## DATA SECTION
○ ○ ○ ○

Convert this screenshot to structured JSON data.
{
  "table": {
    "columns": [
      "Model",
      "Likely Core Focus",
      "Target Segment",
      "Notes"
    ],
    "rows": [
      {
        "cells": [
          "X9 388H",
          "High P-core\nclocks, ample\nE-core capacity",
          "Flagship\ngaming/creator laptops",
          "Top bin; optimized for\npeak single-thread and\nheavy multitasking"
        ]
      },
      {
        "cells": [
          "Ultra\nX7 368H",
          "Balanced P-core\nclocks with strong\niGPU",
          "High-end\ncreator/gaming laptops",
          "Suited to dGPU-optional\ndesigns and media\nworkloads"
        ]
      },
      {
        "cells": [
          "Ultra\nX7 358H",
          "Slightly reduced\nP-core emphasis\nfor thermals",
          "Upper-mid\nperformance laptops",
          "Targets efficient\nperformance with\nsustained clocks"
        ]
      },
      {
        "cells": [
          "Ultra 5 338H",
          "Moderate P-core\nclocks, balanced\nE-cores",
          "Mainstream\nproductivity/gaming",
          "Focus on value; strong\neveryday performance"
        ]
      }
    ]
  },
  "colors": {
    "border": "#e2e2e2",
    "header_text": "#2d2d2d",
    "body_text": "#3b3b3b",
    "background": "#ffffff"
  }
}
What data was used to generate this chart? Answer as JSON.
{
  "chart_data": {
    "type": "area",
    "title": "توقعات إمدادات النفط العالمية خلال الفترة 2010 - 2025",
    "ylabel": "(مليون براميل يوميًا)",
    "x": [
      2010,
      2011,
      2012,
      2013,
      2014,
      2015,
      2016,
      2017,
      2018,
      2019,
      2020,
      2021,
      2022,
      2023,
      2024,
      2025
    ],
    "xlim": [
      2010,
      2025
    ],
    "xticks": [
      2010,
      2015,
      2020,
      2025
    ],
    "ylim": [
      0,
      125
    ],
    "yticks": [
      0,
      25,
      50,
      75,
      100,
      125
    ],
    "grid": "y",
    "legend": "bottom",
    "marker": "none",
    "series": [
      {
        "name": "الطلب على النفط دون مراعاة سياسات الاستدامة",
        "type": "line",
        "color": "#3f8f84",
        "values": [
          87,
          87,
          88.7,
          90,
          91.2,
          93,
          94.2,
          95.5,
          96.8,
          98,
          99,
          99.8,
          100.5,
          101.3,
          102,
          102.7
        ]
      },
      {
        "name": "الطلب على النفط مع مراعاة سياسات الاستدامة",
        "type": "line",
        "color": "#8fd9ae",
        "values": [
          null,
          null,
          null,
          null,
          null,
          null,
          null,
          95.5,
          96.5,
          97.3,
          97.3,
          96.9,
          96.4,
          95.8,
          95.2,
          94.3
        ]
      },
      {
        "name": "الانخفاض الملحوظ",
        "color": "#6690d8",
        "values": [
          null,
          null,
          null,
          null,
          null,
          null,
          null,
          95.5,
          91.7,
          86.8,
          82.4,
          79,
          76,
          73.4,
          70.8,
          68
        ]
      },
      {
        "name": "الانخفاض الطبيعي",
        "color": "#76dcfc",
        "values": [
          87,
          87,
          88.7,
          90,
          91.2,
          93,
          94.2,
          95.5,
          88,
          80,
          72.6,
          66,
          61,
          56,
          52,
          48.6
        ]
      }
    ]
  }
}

○ ○ ○ ○

## EXERCISE OBJECTIVE
Write out the material from the first line to the last, exactly.

## RESPONSE FOR THIS EXERCISE
Convert this screenshot to structured JSON data.
{
  "table": {
    "columns": [
      "Model",
      "Likely Core Focus",
      "Target Segment",
      "Notes"
    ],
    "rows": [
      {
        "cells": [
          "X9 388H",
          "High P-core\nclocks, ample\nE-core capacity",
          "Flagship\ngaming/creator laptops",
          "Top bin; optimized for\npeak single-thread and\nheavy multitasking"
        ]
      },
      {
        "cells": [
          "Ultra\nX7 368H",
          "Balanced P-core\nclocks with strong\niGPU",
          "High-end\ncreator/gaming laptops",
          "Suited to dGPU-optional\ndesigns and media\nworkloads"
        ]
      },
      {
        "cells": [
          "Ultra\nX7 358H",
          "Slightly reduced\nP-core emphasis\nfor thermals",
          "Upper-mid\nperformance laptops",
          "Targets efficient\nperformance with\nsustained clocks"
        ]
      },
      {
        "cells": [
          "Ultra 5 338H",
          "Moderate P-core\nclocks, balanced\nE-cores",
          "Mainstream\nproductivity/gaming",
          "Focus on value; strong\neveryday performance"
        ]
      }
    ]
  },
  "colors": {
    "border": "#e2e2e2",
    "header_text": "#2d2d2d",
    "body_text": "#3b3b3b",
    "background": "#ffffff"
  }
}
What data was used to generate this chart? Answer as JSON.
{
  "chart_data": {
    "type": "area",
    "title": "توقعات إمدادات النفط العالمية خلال الفترة 2010 - 2025",
    "ylabel": "(مليون براميل يوميًا)",
    "x": [
      2010,
      2011,
      2012,
      2013,
      2014,
      2015,
      2016,
      2017,
      2018,
      2019,
      2020,
      2021,
      2022,
      2023,
      2024,
      2025
    ],
    "xlim": [
      2010,
      2025
    ],
    "xticks": [
      2010,
      2015,
      2020,
      2025
    ],
    "ylim": [
      0,
      125
    ],
    "yticks": [
      0,
      25,
      50,
      75,
      100,
      125
    ],
    "grid": "y",
    "legend": "bottom",
    "marker": "none",
    "series": [
      {
        "name": "الطلب على النفط دون مراعاة سياسات الاستدامة",
        "type": "line",
        "color": "#3f8f84",
        "values": [
          87,
          87,
          88.7,
          90,
          91.2,
          93,
          94.2,
          95.5,
          96.8,
          98,
          99,
          99.8,
          100.5,
          101.3,
          102,
          102.7
        ]
      },
      {
        "name": "الطلب على النفط مع مراعاة سياسات الاستدامة",
        "type": "line",
        "color": "#8fd9ae",
        "values": [
          null,
          null,
          null,
          null,
          null,
          null,
          null,
          95.5,
          96.5,
          97.3,
          97.3,
          96.9,
          96.4,
          95.8,
          95.2,
          94.3
        ]
      },
      {
        "name": "الانخفاض الملحوظ",
        "color": "#6690d8",
        "values": [
          null,
          null,
          null,
          null,
          null,
          null,
          null,
          95.5,
          91.7,
          86.8,
          82.4,
          79,
          76,
          73.4,
          70.8,
          68
        ]
      },
      {
        "name": "الانخفاض الطبيعي",
        "color": "#76dcfc",
        "values": [
          87,
          87,
          88.7,
          90,
          91.2,
          93,
          94.2,
          95.5,
          88,
          80,
          72.6,
          66,
          61,
          56,
          52,
          48.6
        ]
      }
    ]
  }
}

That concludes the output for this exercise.